(DATA ENTRIES):
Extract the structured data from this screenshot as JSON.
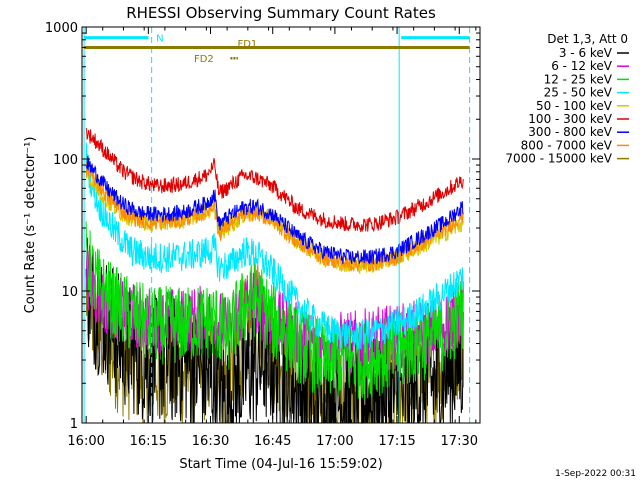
{
  "chart_data": {
    "type": "line",
    "title": "RHESSI Observing Summary Count Rates",
    "xlabel": "Start Time (04-Jul-16 15:59:02)",
    "ylabel": "Count Rate (s⁻¹ detector⁻¹)",
    "yscale": "log",
    "ylim": [
      1,
      1000
    ],
    "xlim_minutes": [
      0,
      96
    ],
    "x_ticks": [
      "16:00",
      "16:15",
      "16:30",
      "16:45",
      "17:00",
      "17:15",
      "17:30"
    ],
    "x_tick_minutes": [
      1,
      16,
      31,
      46,
      61,
      76,
      91
    ],
    "y_ticks": [
      "1",
      "10",
      "100",
      "1000"
    ],
    "y_tick_values": [
      1,
      10,
      100,
      1000
    ],
    "legend_header": "Det 1,3, Att 0",
    "legend_position": "right",
    "footer_date": "1-Sep-2022 00:31",
    "series": [
      {
        "name": "3 - 6 keV",
        "color": "#000000",
        "points": [
          [
            1,
            12
          ],
          [
            3,
            8
          ],
          [
            6,
            6
          ],
          [
            10,
            4
          ],
          [
            16,
            3
          ],
          [
            25,
            3
          ],
          [
            32,
            2
          ],
          [
            35,
            1.5
          ],
          [
            40,
            2.5
          ],
          [
            45,
            3
          ],
          [
            50,
            2
          ],
          [
            55,
            1.5
          ],
          [
            65,
            1.5
          ],
          [
            75,
            1.5
          ],
          [
            85,
            2
          ],
          [
            92,
            3
          ]
        ],
        "noise": 0.5,
        "min_clip": 1
      },
      {
        "name": "6 - 12 keV",
        "color": "#e000e0",
        "points": [
          [
            1,
            14
          ],
          [
            3,
            10
          ],
          [
            6,
            8
          ],
          [
            10,
            7
          ],
          [
            16,
            6
          ],
          [
            25,
            6
          ],
          [
            32,
            6.5
          ],
          [
            35,
            5
          ],
          [
            38,
            7
          ],
          [
            41,
            9
          ],
          [
            44,
            7
          ],
          [
            50,
            5
          ],
          [
            56,
            4
          ],
          [
            65,
            4
          ],
          [
            75,
            4.5
          ],
          [
            85,
            5
          ],
          [
            92,
            7
          ]
        ],
        "noise": 0.25
      },
      {
        "name": "12 - 25 keV",
        "color": "#00e000",
        "points": [
          [
            1,
            18
          ],
          [
            3,
            12
          ],
          [
            6,
            9
          ],
          [
            10,
            7
          ],
          [
            16,
            5.5
          ],
          [
            25,
            5.5
          ],
          [
            32,
            6
          ],
          [
            35,
            4.5
          ],
          [
            38,
            7
          ],
          [
            42,
            9
          ],
          [
            46,
            6
          ],
          [
            52,
            4
          ],
          [
            58,
            3
          ],
          [
            68,
            3
          ],
          [
            78,
            3.5
          ],
          [
            88,
            5
          ],
          [
            92,
            7
          ]
        ],
        "noise": 0.3
      },
      {
        "name": "25 - 50 keV",
        "color": "#00e8ff",
        "points": [
          [
            1,
            110
          ],
          [
            2,
            70
          ],
          [
            4,
            45
          ],
          [
            8,
            28
          ],
          [
            12,
            20
          ],
          [
            16,
            18
          ],
          [
            22,
            18
          ],
          [
            28,
            19
          ],
          [
            32,
            21
          ],
          [
            33,
            15
          ],
          [
            36,
            16
          ],
          [
            39,
            20
          ],
          [
            42,
            19
          ],
          [
            46,
            14
          ],
          [
            52,
            8
          ],
          [
            56,
            6
          ],
          [
            60,
            5
          ],
          [
            66,
            4.5
          ],
          [
            72,
            5
          ],
          [
            78,
            6
          ],
          [
            84,
            8
          ],
          [
            88,
            10
          ],
          [
            92,
            13
          ]
        ],
        "noise": 0.12
      },
      {
        "name": "50 - 100 keV",
        "color": "#d8c800",
        "points": [
          [
            1,
            75
          ],
          [
            3,
            65
          ],
          [
            6,
            48
          ],
          [
            10,
            38
          ],
          [
            14,
            34
          ],
          [
            18,
            33
          ],
          [
            24,
            35
          ],
          [
            30,
            40
          ],
          [
            32,
            42
          ],
          [
            33,
            28
          ],
          [
            35,
            30
          ],
          [
            39,
            38
          ],
          [
            42,
            40
          ],
          [
            46,
            35
          ],
          [
            52,
            24
          ],
          [
            58,
            18
          ],
          [
            64,
            16
          ],
          [
            70,
            16
          ],
          [
            76,
            18
          ],
          [
            82,
            22
          ],
          [
            88,
            28
          ],
          [
            92,
            33
          ]
        ],
        "noise": 0.07
      },
      {
        "name": "100 - 300 keV",
        "color": "#e00000",
        "points": [
          [
            1,
            160
          ],
          [
            3,
            140
          ],
          [
            6,
            110
          ],
          [
            10,
            80
          ],
          [
            14,
            68
          ],
          [
            18,
            62
          ],
          [
            24,
            64
          ],
          [
            30,
            75
          ],
          [
            32,
            90
          ],
          [
            33,
            55
          ],
          [
            35,
            60
          ],
          [
            39,
            75
          ],
          [
            42,
            72
          ],
          [
            46,
            62
          ],
          [
            52,
            42
          ],
          [
            58,
            35
          ],
          [
            64,
            32
          ],
          [
            70,
            32
          ],
          [
            76,
            36
          ],
          [
            82,
            45
          ],
          [
            88,
            58
          ],
          [
            92,
            70
          ]
        ],
        "noise": 0.06
      },
      {
        "name": "300 - 800 keV",
        "color": "#0000ff",
        "points": [
          [
            1,
            95
          ],
          [
            3,
            80
          ],
          [
            6,
            60
          ],
          [
            10,
            45
          ],
          [
            14,
            39
          ],
          [
            18,
            38
          ],
          [
            24,
            39
          ],
          [
            30,
            46
          ],
          [
            32,
            54
          ],
          [
            33,
            32
          ],
          [
            35,
            36
          ],
          [
            39,
            43
          ],
          [
            42,
            44
          ],
          [
            46,
            38
          ],
          [
            52,
            26
          ],
          [
            58,
            20
          ],
          [
            64,
            18
          ],
          [
            70,
            18
          ],
          [
            76,
            20
          ],
          [
            82,
            26
          ],
          [
            88,
            34
          ],
          [
            92,
            44
          ]
        ],
        "noise": 0.06
      },
      {
        "name": "800 - 7000 keV",
        "color": "#ff8c00",
        "points": [
          [
            1,
            85
          ],
          [
            3,
            70
          ],
          [
            6,
            52
          ],
          [
            10,
            40
          ],
          [
            14,
            34
          ],
          [
            18,
            33
          ],
          [
            24,
            34
          ],
          [
            30,
            40
          ],
          [
            32,
            46
          ],
          [
            33,
            27
          ],
          [
            35,
            31
          ],
          [
            39,
            38
          ],
          [
            42,
            39
          ],
          [
            46,
            34
          ],
          [
            52,
            23
          ],
          [
            58,
            18
          ],
          [
            64,
            16
          ],
          [
            70,
            16
          ],
          [
            76,
            18
          ],
          [
            82,
            23
          ],
          [
            88,
            30
          ],
          [
            92,
            38
          ]
        ],
        "noise": 0.06
      },
      {
        "name": "7000 - 15000 keV",
        "color": "#8c7a00",
        "points": [
          [
            1,
            10
          ],
          [
            3,
            6
          ],
          [
            6,
            4
          ],
          [
            10,
            3
          ],
          [
            16,
            2.5
          ],
          [
            25,
            2.5
          ],
          [
            32,
            3
          ],
          [
            35,
            2
          ],
          [
            38,
            4
          ],
          [
            42,
            6
          ],
          [
            46,
            4
          ],
          [
            52,
            2
          ],
          [
            60,
            1.5
          ],
          [
            70,
            1.5
          ],
          [
            80,
            2
          ],
          [
            88,
            3
          ],
          [
            92,
            5
          ]
        ],
        "noise": 0.45,
        "min_clip": 1
      }
    ],
    "annotations": [
      {
        "text": "N",
        "color": "#00e8ff"
      },
      {
        "text": "FD1",
        "color": "#8c7a00"
      },
      {
        "text": "FD2",
        "color": "#8c7a00"
      }
    ],
    "vertical_lines": [
      {
        "minute": 0.5,
        "style": "solid",
        "color": "#00e8ff"
      },
      {
        "minute": 16.8,
        "style": "dashed",
        "color": "#00e8ff"
      },
      {
        "minute": 76.5,
        "style": "solid",
        "color": "#00e8ff"
      },
      {
        "minute": 93.5,
        "style": "dashed",
        "color": "#00e8ff"
      }
    ],
    "horizontal_bars": [
      {
        "name": "night-bar-left",
        "minute_start": 0.5,
        "minute_end": 16,
        "y": 830,
        "color": "#00e8ff"
      },
      {
        "name": "night-bar-right",
        "minute_start": 77,
        "minute_end": 93.5,
        "y": 830,
        "color": "#00e8ff"
      },
      {
        "name": "flare-bar",
        "minute_start": 0.5,
        "minute_end": 93.5,
        "y": 700,
        "color": "#8c7a00"
      }
    ]
  }
}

(PROBLEM DETAILS): Provide the number of lines in these entries that hold the word "right", without any accompanying text.

(RESPONSE TO THE TASK): 2